##### Supplied records

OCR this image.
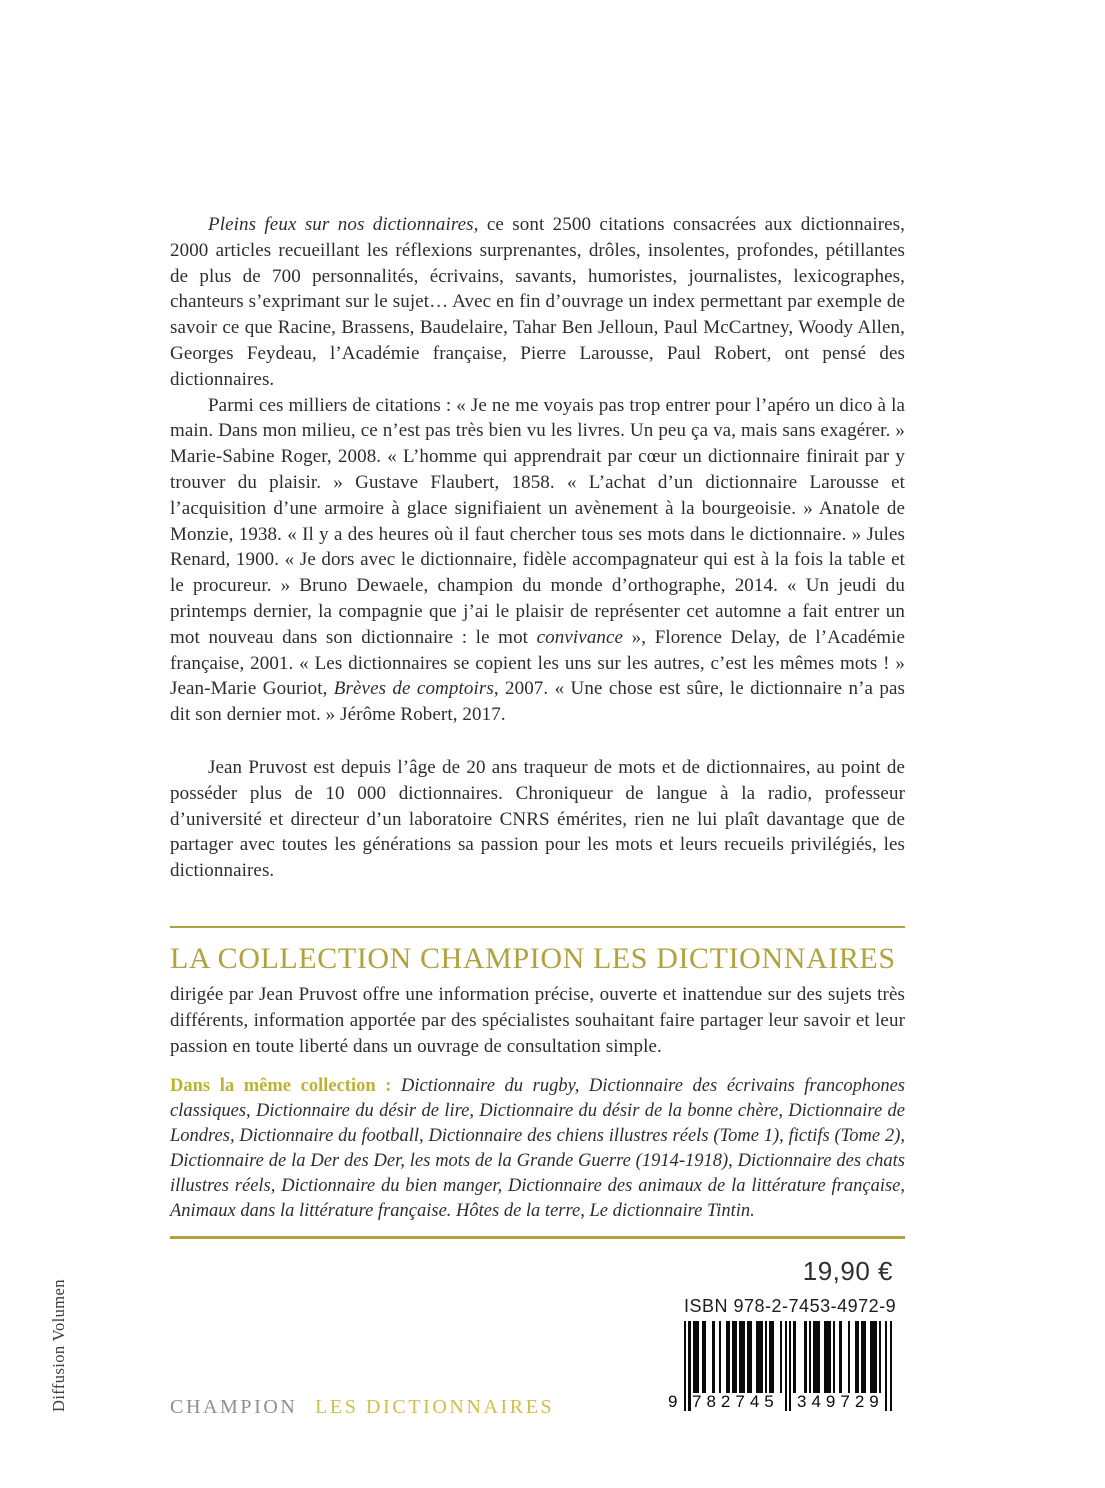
Diffusion Volumen

Pleins feux sur nos dictionnaires, ce sont 2500 citations consacrées aux dictionnaires, 2000 articles recueillant les réflexions surprenantes, drôles, insolentes, profondes, pétillantes de plus de 700 personnalités, écrivains, savants, humoristes, journalistes, lexicographes, chanteurs s’exprimant sur le sujet… Avec en fin d’ouvrage un index permettant par exemple de savoir ce que Racine, Brassens, Baudelaire, Tahar Ben Jelloun, Paul McCartney, Woody Allen, Georges Feydeau, l’Académie française, Pierre Larousse, Paul Robert, ont pensé des dictionnaires.

Parmi ces milliers de citations : « Je ne me voyais pas trop entrer pour l’apéro un dico à la main. Dans mon milieu, ce n’est pas très bien vu les livres. Un peu ça va, mais sans exagérer. » Marie-Sabine Roger, 2008. « L’homme qui apprendrait par cœur un dictionnaire finirait par y trouver du plaisir. » Gustave Flaubert, 1858. « L’achat d’un dictionnaire Larousse et l’acquisition d’une armoire à glace signifiaient un avènement à la bourgeoisie. » Anatole de Monzie, 1938. « Il y a des heures où il faut chercher tous ses mots dans le dictionnaire. » Jules Renard, 1900. « Je dors avec le dictionnaire, fidèle accompagnateur qui est à la fois la table et le procureur. » Bruno Dewaele, champion du monde d’orthographe, 2014. « Un jeudi du printemps dernier, la compagnie que j’ai le plaisir de représenter cet automne a fait entrer un mot nouveau dans son dictionnaire : le mot convivance », Florence Delay, de l’Académie française, 2001. « Les dictionnaires se copient les uns sur les autres, c’est les mêmes mots ! » Jean-Marie Gouriot, Brèves de comptoirs, 2007. « Une chose est sûre, le dictionnaire n’a pas dit son dernier mot. » Jérôme Robert, 2017.

Jean Pruvost est depuis l’âge de 20 ans traqueur de mots et de dictionnaires, au point de posséder plus de 10 000 dictionnaires. Chroniqueur de langue à la radio, professeur d’université et directeur d’un laboratoire CNRS émérites, rien ne lui plaît davantage que de partager avec toutes les générations sa passion pour les mots et leurs recueils privilégiés, les dictionnaires.

LA COLLECTION CHAMPION LES DICTIONNAIRES

dirigée par Jean Pruvost offre une information précise, ouverte et inattendue sur des sujets très différents, information apportée par des spécialistes souhaitant faire partager leur savoir et leur passion en toute liberté dans un ouvrage de consultation simple.

Dans la même collection : Dictionnaire du rugby, Dictionnaire des écrivains francophones classiques, Dictionnaire du désir de lire, Dictionnaire du désir de la bonne chère, Dictionnaire de Londres, Dictionnaire du football, Dictionnaire des chiens illustres réels (Tome 1), fictifs (Tome 2), Dictionnaire de la Der des Der, les mots de la Grande Guerre (1914-1918), Dictionnaire des chats illustres réels, Dictionnaire du bien manger, Dictionnaire des animaux de la littérature française, Animaux dans la littérature française. Hôtes de la terre, Le dictionnaire Tintin.

19,90 €
ISBN 978-2-7453-4972-9
9 782745 349729
CHAMPION LES DICTIONNAIRES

##########

** Given exercise **
Retype the listing exactly. Pictures do not belong in the copy.

** The answer **
OCR this image.
Diffusion Volumen

Pleins feux sur nos dictionnaires, ce sont 2500 citations consacrées aux dictionnaires, 2000 articles recueillant les réflexions surprenantes, drôles, insolentes, profondes, pétillantes de plus de 700 personnalités, écrivains, savants, humoristes, journalistes, lexicographes, chanteurs s’exprimant sur le sujet… Avec en fin d’ouvrage un index permettant par exemple de savoir ce que Racine, Brassens, Baudelaire, Tahar Ben Jelloun, Paul McCartney, Woody Allen, Georges Feydeau, l’Académie française, Pierre Larousse, Paul Robert, ont pensé des dictionnaires.

Parmi ces milliers de citations : « Je ne me voyais pas trop entrer pour l’apéro un dico à la main. Dans mon milieu, ce n’est pas très bien vu les livres. Un peu ça va, mais sans exagérer. » Marie-Sabine Roger, 2008. « L’homme qui apprendrait par cœur un dictionnaire finirait par y trouver du plaisir. » Gustave Flaubert, 1858. « L’achat d’un dictionnaire Larousse et l’acquisition d’une armoire à glace signifiaient un avènement à la bourgeoisie. » Anatole de Monzie, 1938. « Il y a des heures où il faut chercher tous ses mots dans le dictionnaire. » Jules Renard, 1900. « Je dors avec le dictionnaire, fidèle accompagnateur qui est à la fois la table et le procureur. » Bruno Dewaele, champion du monde d’orthographe, 2014. « Un jeudi du printemps dernier, la compagnie que j’ai le plaisir de représenter cet automne a fait entrer un mot nouveau dans son dictionnaire : le mot convivance », Florence Delay, de l’Académie française, 2001. « Les dictionnaires se copient les uns sur les autres, c’est les mêmes mots ! » Jean-Marie Gouriot, Brèves de comptoirs, 2007. « Une chose est sûre, le dictionnaire n’a pas dit son dernier mot. » Jérôme Robert, 2017.

Jean Pruvost est depuis l’âge de 20 ans traqueur de mots et de dictionnaires, au point de posséder plus de 10 000 dictionnaires. Chroniqueur de langue à la radio, professeur d’université et directeur d’un laboratoire CNRS émérites, rien ne lui plaît davantage que de partager avec toutes les générations sa passion pour les mots et leurs recueils privilégiés, les dictionnaires.

LA COLLECTION CHAMPION LES DICTIONNAIRES

dirigée par Jean Pruvost offre une information précise, ouverte et inattendue sur des sujets très différents, information apportée par des spécialistes souhaitant faire partager leur savoir et leur passion en toute liberté dans un ouvrage de consultation simple.

Dans la même collection : Dictionnaire du rugby, Dictionnaire des écrivains francophones classiques, Dictionnaire du désir de lire, Dictionnaire du désir de la bonne chère, Dictionnaire de Londres, Dictionnaire du football, Dictionnaire des chiens illustres réels (Tome 1), fictifs (Tome 2), Dictionnaire de la Der des Der, les mots de la Grande Guerre (1914-1918), Dictionnaire des chats illustres réels, Dictionnaire du bien manger, Dictionnaire des animaux de la littérature française, Animaux dans la littérature française. Hôtes de la terre, Le dictionnaire Tintin.

19,90 €
ISBN 978-2-7453-4972-9
9 782745 349729
CHAMPION LES DICTIONNAIRES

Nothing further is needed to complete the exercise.